_WHAT YOU WILL DO_
Pick out all lines with the word "sources" from the records that follow.

_RECORDS PROVIDED_
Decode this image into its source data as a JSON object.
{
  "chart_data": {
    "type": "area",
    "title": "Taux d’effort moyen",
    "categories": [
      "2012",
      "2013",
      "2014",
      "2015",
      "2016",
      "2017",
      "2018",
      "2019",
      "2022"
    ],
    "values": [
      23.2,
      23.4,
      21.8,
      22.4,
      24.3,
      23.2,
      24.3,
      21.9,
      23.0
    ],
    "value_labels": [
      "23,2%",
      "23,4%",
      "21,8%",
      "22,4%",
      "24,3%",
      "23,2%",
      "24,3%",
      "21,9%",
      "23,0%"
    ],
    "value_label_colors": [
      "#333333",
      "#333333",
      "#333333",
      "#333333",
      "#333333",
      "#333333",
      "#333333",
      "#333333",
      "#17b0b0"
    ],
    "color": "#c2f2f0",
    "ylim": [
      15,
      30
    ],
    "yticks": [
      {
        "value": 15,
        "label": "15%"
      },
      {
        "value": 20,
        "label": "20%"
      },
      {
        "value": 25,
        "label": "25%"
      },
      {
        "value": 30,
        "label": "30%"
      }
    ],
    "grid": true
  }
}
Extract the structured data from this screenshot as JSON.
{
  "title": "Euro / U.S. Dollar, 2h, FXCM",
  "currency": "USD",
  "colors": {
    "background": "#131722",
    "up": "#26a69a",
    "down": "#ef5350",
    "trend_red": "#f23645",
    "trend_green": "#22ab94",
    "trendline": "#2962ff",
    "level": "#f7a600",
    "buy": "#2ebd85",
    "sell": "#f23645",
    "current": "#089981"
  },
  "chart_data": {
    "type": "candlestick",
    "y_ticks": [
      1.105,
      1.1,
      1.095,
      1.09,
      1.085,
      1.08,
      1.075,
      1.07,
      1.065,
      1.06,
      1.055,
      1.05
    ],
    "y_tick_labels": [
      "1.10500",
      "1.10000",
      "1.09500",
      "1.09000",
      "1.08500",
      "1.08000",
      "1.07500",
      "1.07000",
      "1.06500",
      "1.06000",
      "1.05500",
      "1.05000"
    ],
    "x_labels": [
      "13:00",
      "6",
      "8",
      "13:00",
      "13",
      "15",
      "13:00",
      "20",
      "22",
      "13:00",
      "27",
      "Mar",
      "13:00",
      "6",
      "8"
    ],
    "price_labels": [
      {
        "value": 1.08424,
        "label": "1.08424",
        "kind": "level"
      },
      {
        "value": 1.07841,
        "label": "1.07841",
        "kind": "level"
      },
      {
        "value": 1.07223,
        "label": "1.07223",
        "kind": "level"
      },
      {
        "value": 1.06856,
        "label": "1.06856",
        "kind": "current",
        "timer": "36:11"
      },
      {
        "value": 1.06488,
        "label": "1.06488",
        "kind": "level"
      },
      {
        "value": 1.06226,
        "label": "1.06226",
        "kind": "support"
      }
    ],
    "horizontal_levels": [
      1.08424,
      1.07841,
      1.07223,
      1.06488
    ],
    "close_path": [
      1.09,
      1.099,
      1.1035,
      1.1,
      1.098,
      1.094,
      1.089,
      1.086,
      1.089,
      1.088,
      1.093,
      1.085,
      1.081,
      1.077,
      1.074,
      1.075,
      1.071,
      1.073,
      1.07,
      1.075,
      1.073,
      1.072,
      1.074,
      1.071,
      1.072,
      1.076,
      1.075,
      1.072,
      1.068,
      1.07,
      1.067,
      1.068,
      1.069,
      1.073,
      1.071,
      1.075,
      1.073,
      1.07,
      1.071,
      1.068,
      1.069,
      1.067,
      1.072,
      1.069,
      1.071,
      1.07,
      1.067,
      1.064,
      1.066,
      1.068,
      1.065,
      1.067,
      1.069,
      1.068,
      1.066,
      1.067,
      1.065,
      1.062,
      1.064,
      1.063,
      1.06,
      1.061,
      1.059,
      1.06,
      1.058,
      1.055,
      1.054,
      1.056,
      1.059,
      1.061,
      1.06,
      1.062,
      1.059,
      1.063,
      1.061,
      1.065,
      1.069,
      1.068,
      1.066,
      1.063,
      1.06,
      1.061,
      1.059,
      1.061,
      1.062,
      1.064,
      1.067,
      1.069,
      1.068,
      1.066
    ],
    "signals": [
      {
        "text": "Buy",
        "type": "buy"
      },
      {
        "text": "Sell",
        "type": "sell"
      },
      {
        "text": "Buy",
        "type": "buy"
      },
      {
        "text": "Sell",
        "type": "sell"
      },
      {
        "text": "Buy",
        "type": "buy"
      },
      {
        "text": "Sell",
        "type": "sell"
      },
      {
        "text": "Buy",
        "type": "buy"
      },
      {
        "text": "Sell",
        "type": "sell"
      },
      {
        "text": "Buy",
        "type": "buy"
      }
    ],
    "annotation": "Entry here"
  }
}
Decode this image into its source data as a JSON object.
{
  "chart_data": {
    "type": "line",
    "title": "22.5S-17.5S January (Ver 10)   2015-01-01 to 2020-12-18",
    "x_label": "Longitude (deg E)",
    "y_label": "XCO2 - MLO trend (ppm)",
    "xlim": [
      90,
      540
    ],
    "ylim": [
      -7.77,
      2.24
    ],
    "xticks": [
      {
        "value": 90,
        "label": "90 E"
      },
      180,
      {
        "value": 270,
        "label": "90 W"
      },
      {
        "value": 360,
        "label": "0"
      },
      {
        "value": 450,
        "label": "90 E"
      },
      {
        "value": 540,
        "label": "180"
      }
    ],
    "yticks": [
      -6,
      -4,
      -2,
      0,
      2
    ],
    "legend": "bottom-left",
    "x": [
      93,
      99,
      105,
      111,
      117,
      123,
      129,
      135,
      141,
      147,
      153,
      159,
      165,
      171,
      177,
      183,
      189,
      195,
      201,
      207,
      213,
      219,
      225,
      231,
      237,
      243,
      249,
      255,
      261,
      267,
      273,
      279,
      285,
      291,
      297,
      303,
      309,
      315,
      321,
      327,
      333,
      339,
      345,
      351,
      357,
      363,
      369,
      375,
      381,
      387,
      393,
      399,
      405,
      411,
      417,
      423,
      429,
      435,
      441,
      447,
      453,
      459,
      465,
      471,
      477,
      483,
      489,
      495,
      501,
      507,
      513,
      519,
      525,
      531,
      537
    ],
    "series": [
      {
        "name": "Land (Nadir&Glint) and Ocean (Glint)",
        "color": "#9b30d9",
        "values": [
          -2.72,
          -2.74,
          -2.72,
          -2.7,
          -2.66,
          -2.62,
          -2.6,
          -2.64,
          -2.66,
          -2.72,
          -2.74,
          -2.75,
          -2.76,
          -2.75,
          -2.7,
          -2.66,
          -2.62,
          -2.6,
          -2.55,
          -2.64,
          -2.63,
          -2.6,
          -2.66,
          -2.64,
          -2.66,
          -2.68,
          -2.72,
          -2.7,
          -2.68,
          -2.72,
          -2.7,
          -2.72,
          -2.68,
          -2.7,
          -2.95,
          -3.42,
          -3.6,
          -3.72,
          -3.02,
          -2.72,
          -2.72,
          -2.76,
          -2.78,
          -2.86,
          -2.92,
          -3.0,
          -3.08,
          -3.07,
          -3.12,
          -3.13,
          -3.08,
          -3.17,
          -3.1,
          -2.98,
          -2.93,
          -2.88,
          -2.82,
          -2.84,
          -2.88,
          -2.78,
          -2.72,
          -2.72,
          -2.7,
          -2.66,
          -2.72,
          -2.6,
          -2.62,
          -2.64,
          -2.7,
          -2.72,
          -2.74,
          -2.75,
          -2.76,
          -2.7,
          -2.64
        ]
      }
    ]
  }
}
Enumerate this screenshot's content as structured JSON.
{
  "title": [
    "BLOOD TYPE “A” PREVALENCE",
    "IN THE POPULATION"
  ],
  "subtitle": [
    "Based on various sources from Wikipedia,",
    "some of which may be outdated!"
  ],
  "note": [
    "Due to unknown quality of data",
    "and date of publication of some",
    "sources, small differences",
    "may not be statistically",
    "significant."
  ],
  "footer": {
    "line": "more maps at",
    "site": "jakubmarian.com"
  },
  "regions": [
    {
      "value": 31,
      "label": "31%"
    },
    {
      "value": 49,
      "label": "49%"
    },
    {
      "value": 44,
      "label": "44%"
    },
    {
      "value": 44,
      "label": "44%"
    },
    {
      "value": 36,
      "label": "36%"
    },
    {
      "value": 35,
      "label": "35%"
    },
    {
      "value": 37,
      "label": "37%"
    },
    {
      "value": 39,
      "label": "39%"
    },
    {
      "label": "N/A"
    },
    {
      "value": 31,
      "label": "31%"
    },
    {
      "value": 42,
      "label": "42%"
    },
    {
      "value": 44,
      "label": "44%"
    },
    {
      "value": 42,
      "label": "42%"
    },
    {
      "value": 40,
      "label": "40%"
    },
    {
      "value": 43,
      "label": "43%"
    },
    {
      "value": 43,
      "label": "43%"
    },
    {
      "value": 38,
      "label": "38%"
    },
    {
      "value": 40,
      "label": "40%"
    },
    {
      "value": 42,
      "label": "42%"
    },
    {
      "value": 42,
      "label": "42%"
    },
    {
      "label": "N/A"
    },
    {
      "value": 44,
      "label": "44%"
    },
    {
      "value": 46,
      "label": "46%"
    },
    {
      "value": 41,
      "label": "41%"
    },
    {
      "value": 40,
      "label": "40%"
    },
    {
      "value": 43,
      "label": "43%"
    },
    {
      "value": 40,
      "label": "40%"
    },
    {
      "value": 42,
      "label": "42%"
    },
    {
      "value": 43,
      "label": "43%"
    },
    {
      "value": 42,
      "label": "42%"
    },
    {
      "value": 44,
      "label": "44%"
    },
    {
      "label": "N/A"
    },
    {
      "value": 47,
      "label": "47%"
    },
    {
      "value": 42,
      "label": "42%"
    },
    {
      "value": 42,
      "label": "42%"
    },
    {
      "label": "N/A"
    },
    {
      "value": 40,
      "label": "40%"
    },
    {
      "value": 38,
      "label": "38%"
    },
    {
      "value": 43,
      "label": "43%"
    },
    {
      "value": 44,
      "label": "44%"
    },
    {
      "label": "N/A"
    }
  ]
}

_FULL ANSWER_
    "Based on various sources from Wikipedia,",
    "sources, small differences",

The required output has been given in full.